§ Stored items from a collection:
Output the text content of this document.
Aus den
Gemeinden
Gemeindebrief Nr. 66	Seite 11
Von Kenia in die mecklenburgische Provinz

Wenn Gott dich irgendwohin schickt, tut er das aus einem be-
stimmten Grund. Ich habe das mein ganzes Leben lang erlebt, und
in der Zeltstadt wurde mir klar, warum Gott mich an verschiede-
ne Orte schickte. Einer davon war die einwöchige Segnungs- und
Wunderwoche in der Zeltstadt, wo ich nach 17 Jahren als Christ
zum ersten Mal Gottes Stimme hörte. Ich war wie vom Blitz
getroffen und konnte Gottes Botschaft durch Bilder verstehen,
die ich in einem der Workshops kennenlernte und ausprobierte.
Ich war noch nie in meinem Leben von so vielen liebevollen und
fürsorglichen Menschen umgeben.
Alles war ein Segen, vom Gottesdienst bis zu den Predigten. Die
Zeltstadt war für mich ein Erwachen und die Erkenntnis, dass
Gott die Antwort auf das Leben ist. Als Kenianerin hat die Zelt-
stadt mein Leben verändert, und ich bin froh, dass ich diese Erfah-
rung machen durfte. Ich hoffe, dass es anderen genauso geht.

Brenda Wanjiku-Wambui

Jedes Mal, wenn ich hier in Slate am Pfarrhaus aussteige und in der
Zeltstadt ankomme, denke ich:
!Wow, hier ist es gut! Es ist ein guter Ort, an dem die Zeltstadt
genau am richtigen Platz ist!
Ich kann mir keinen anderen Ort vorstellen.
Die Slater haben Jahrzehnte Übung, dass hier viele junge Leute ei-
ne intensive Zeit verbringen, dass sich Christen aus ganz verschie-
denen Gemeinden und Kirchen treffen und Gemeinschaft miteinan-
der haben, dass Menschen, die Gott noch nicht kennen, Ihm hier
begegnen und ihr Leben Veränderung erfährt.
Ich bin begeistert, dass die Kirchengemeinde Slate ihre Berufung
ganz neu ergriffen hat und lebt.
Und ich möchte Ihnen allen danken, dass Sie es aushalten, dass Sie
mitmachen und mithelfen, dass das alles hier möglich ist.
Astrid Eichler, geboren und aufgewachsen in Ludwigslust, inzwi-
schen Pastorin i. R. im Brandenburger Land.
...
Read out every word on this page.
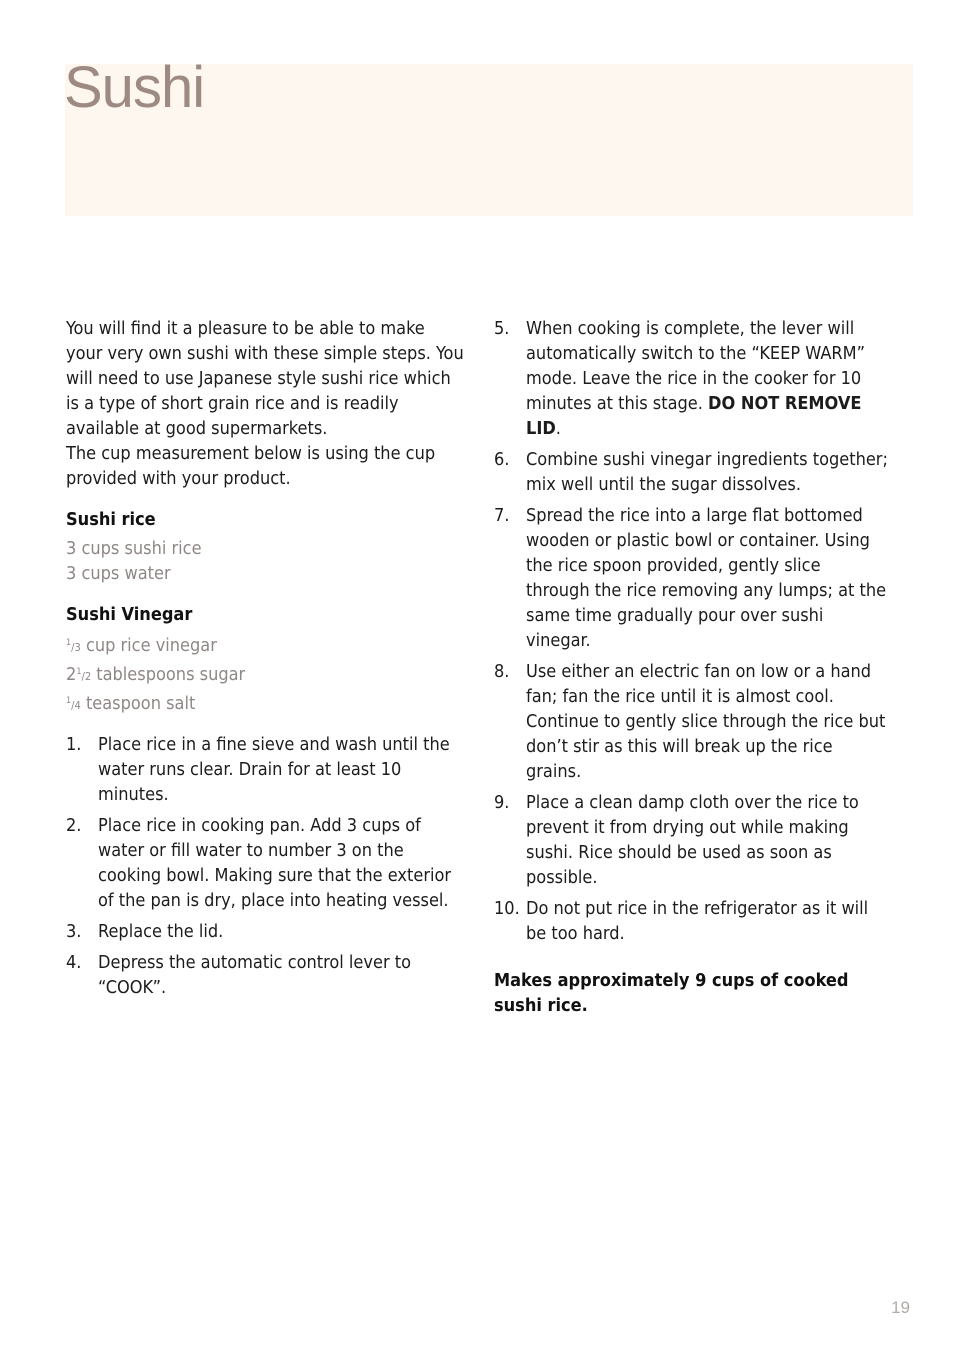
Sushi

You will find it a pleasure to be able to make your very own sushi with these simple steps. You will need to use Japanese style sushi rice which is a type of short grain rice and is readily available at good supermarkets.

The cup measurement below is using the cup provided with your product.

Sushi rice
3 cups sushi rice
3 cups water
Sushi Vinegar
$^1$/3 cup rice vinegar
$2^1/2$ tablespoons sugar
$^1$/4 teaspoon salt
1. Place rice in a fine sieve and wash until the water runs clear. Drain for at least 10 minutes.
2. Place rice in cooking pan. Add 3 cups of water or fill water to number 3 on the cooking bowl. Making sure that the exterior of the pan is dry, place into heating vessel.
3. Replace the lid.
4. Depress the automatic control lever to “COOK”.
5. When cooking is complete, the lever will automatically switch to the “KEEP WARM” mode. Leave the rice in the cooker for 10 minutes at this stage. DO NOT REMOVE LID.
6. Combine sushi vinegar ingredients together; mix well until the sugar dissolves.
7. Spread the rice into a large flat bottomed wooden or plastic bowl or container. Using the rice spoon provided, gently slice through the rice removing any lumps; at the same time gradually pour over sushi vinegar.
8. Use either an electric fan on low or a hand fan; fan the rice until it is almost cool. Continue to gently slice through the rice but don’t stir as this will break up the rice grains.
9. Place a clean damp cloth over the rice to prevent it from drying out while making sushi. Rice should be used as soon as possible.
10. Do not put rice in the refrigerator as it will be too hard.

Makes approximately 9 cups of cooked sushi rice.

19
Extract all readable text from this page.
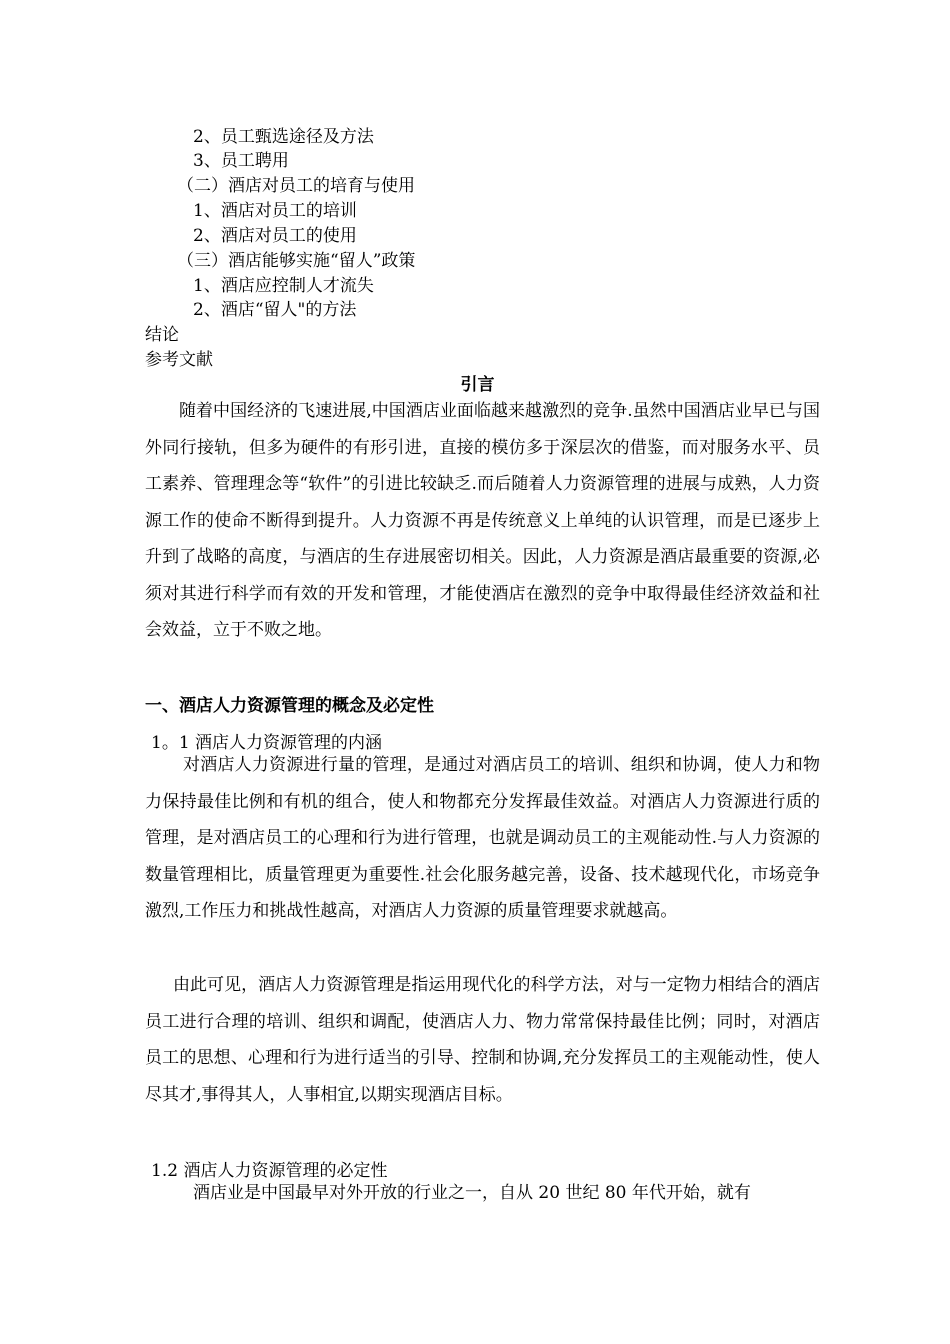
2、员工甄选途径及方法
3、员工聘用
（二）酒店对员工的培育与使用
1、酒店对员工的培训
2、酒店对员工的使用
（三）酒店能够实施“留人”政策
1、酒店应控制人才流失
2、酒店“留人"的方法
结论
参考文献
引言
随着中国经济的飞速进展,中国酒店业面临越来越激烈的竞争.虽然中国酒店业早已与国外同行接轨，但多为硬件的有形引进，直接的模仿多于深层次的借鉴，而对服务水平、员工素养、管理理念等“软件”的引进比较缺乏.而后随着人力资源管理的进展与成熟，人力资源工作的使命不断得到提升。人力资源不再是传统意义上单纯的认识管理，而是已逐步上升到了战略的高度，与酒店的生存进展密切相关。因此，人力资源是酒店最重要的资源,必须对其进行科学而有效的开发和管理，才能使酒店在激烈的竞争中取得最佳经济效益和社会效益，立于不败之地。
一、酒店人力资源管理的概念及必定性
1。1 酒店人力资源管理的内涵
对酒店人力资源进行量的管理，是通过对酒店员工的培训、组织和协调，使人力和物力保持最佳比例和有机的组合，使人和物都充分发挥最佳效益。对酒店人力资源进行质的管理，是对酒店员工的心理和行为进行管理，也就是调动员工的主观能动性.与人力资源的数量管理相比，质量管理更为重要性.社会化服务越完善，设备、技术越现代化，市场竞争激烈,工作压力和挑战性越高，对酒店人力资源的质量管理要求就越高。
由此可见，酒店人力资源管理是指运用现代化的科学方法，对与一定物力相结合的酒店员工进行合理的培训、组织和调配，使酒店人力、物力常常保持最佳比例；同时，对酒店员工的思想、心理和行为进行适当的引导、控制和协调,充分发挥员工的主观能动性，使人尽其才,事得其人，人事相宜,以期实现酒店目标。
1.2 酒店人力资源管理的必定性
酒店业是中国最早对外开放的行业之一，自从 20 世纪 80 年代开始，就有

§ What needs to be done:
Provide only the number of lines in the entries that hold the word "minutes".

§ Output of the task:
2